OBJECTIVE -> Restate the listing that follows word for word, without its pictures.

Source data:
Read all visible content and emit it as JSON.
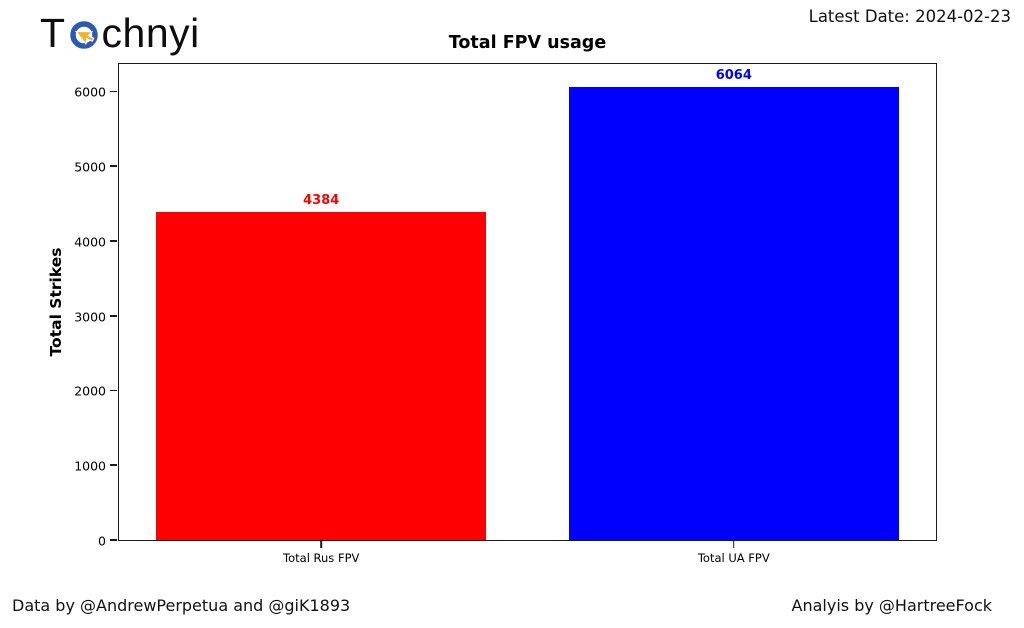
{
  "header": {
    "logo": {
      "prefix": "T",
      "suffix": "chnyi",
      "icon": "cursor-circle-icon",
      "ring_color": "#2a5ab5",
      "arrow_color": "#f1b32b"
    },
    "latest_date": "Latest Date: 2024-02-23"
  },
  "footer": {
    "data_credit": "Data by @AndrewPerpetua and @giK1893",
    "analysis_credit": "Analyis by @HartreeFock"
  },
  "chart_data": {
    "type": "bar",
    "title": "Total FPV usage",
    "xlabel": "",
    "ylabel": "Total Strikes",
    "categories": [
      "Total Rus FPV",
      "Total UA FPV"
    ],
    "values": [
      4384,
      6064
    ],
    "bar_colors": [
      "#ff0000",
      "#0000ff"
    ],
    "value_label_colors": [
      "#ff0000",
      "#0000ff"
    ],
    "yticks": [
      0,
      1000,
      2000,
      3000,
      4000,
      5000,
      6000
    ],
    "ylim": [
      0,
      6367
    ],
    "grid": false,
    "legend": null,
    "layout": {
      "bar_centers_pct": [
        24.75,
        75.25
      ],
      "bar_width_pct": 40.4
    }
  }
}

EXERCISE RESULT ->
Read all visible content and emit it as JSON.
{
  "header": {
    "logo": {
      "prefix": "T",
      "suffix": "chnyi",
      "icon": "cursor-circle-icon",
      "ring_color": "#2a5ab5",
      "arrow_color": "#f1b32b"
    },
    "latest_date": "Latest Date: 2024-02-23"
  },
  "footer": {
    "data_credit": "Data by @AndrewPerpetua and @giK1893",
    "analysis_credit": "Analyis by @HartreeFock"
  },
  "chart_data": {
    "type": "bar",
    "title": "Total FPV usage",
    "xlabel": "",
    "ylabel": "Total Strikes",
    "categories": [
      "Total Rus FPV",
      "Total UA FPV"
    ],
    "values": [
      4384,
      6064
    ],
    "bar_colors": [
      "#ff0000",
      "#0000ff"
    ],
    "value_label_colors": [
      "#ff0000",
      "#0000ff"
    ],
    "yticks": [
      0,
      1000,
      2000,
      3000,
      4000,
      5000,
      6000
    ],
    "ylim": [
      0,
      6367
    ],
    "grid": false,
    "legend": null,
    "layout": {
      "bar_centers_pct": [
        24.75,
        75.25
      ],
      "bar_width_pct": 40.4
    }
  }
}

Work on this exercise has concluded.